To be done :: Copy out all lines of the records in which the word "icon" appears.

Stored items
- - - -

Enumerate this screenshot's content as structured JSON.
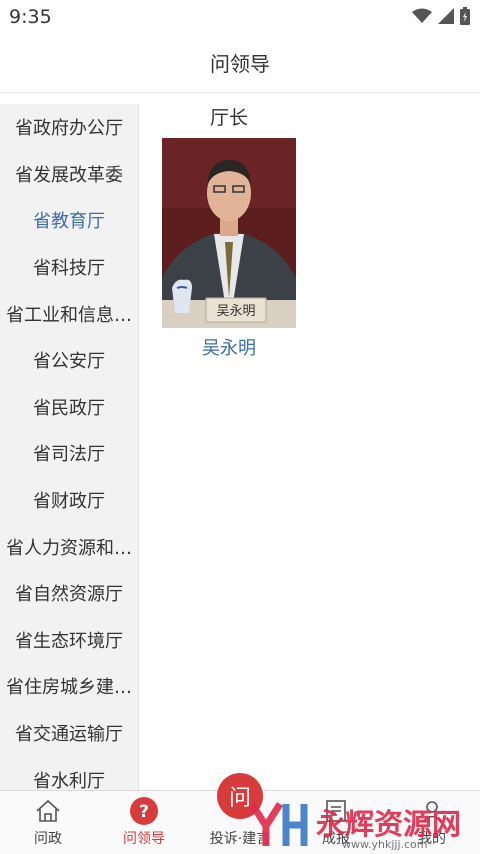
{
  "status": {
    "time": "9:35"
  },
  "appbar": {
    "title": "问领导"
  },
  "sidebar": {
    "items": [
      {
        "label": "省政府办公厅"
      },
      {
        "label": "省发展改革委"
      },
      {
        "label": "省教育厅"
      },
      {
        "label": "省科技厅"
      },
      {
        "label": "省工业和信息…"
      },
      {
        "label": "省公安厅"
      },
      {
        "label": "省民政厅"
      },
      {
        "label": "省司法厅"
      },
      {
        "label": "省财政厅"
      },
      {
        "label": "省人力资源和…"
      },
      {
        "label": "省自然资源厅"
      },
      {
        "label": "省生态环境厅"
      },
      {
        "label": "省住房城乡建…"
      },
      {
        "label": "省交通运输厅"
      },
      {
        "label": "省水利厅"
      }
    ],
    "active_index": 2
  },
  "leader": {
    "role": "厅长",
    "name": "吴永明",
    "nameplate": "吴永明"
  },
  "tabbar": {
    "tabs": [
      {
        "label": "问政",
        "icon": "home-icon"
      },
      {
        "label": "问领导",
        "icon": "question-circle-icon"
      },
      {
        "label": "投诉·建言",
        "icon": "ask-fab-icon"
      },
      {
        "label": "成报",
        "icon": "report-icon"
      },
      {
        "label": "我的",
        "icon": "user-icon"
      }
    ],
    "fab_label": "问"
  },
  "watermark": {
    "brand": "永辉资源网",
    "url": "www.yhkjjj.com"
  },
  "colors": {
    "accent_blue": "#3b6ea8",
    "accent_red": "#d83b3b",
    "sidebar_bg": "#f2f2f2"
  }
}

- - - -

Task response ::
        "icon": "home-icon"
        "icon": "question-circle-icon"
        "icon": "ask-fab-icon"
        "icon": "report-icon"
        "icon": "user-icon"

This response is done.